--- Testo proposto ---
WATCHER, di Chloe Okuno


Julia segue in Romania il fidanzato, trasferitosi lì per lavoro. Le giornate della ragazza passano così monotone, fino a che non si accorge che, nello stabile in cui abitano, un tizio la osserva e pedina per strada. Paranoia o inquietante realtà? Che sia poi l'assassino che...

Entrate nella nuova pizzerie che hanno aperto in centro, quella che a leggere in giro è stata definita la migliore della città. E' tutto nuovo. Un tizio fresco di fitness vi prende l'ordinazione e in aria suona la vostra canzone preferita. La pizza arriva subito, portata dalla persona che vi piace. Sembra un sogno...

Plot twist: vi portano una pizza surgelata.

Avevate ordinato una Watcher...

Questo è l'unico commento/analogia a venirmi nel parlare di questo film, esordio dietro la macchina da presa della regista Chloe Okuno - se si esclude il tassello per l'ammucchiata di V/H/S94 - e da tanti, specializzati o meno, salutato come l'evento thriller dell'anno.

E vi dirò, inizia in maniera super convincente.

Si vede che la nostra ha grandi ambizioni. La fotografia è curatissima, la messa in scena impeccabile. Il titolo compare perfino dopo dieci minuti, a seguito di un campo lungo ottenuto tramite zoom-out sui nostri protagonisti che bombano allegramente. Mancavano solo le bande nere ai lati e una suora nana che fuma il bianco e nero piazzato alla cazzo per essere il top della fighettosità. Poi tempi lunghi, dilatati, che sembrano fregarsene delle logiche di mercato, e lei che vaga in questa città, stranger in a strangerland.

Oh, solo a ripensarci al mio cinefilo interiore sta diventando duro.

Poi tiro un sospiro di sollievo, perché nelle mani di una come Sofia Coppola sapete che stracciamento di marroni sarebbe venuto fuori? Il rischio di un seguito non richiesto di Lost in translation è stato sfiorato...

Insomma, Watcher è una pellicola elegantissima, una confezione quasi festivaliera per quello che alla fine dimostra di essere solo il thrillerino della domenica. Potremmo dire che ci sono tante belle tematiche che non vengono sfruttate, ma la verità è che le tematiche ci sono in tutte le storie.

--- Materiale raccolto ---
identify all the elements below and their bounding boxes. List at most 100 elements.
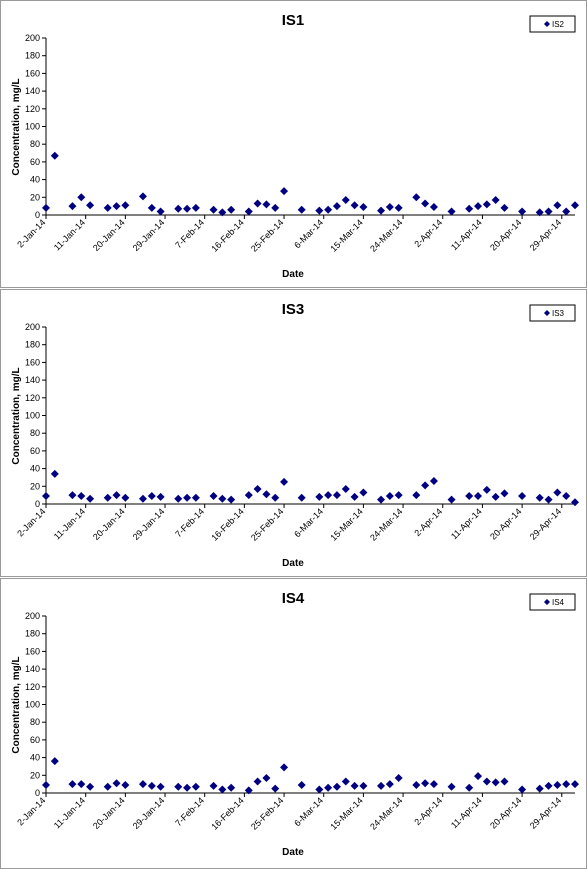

--- Consegna ---
Riporta tutti i nomi propri di persona o di personaggio che compaiono nella recensione di Watcher.

--- Risposta ---
- Chloe Okuno
- Julia
- Sofia Coppola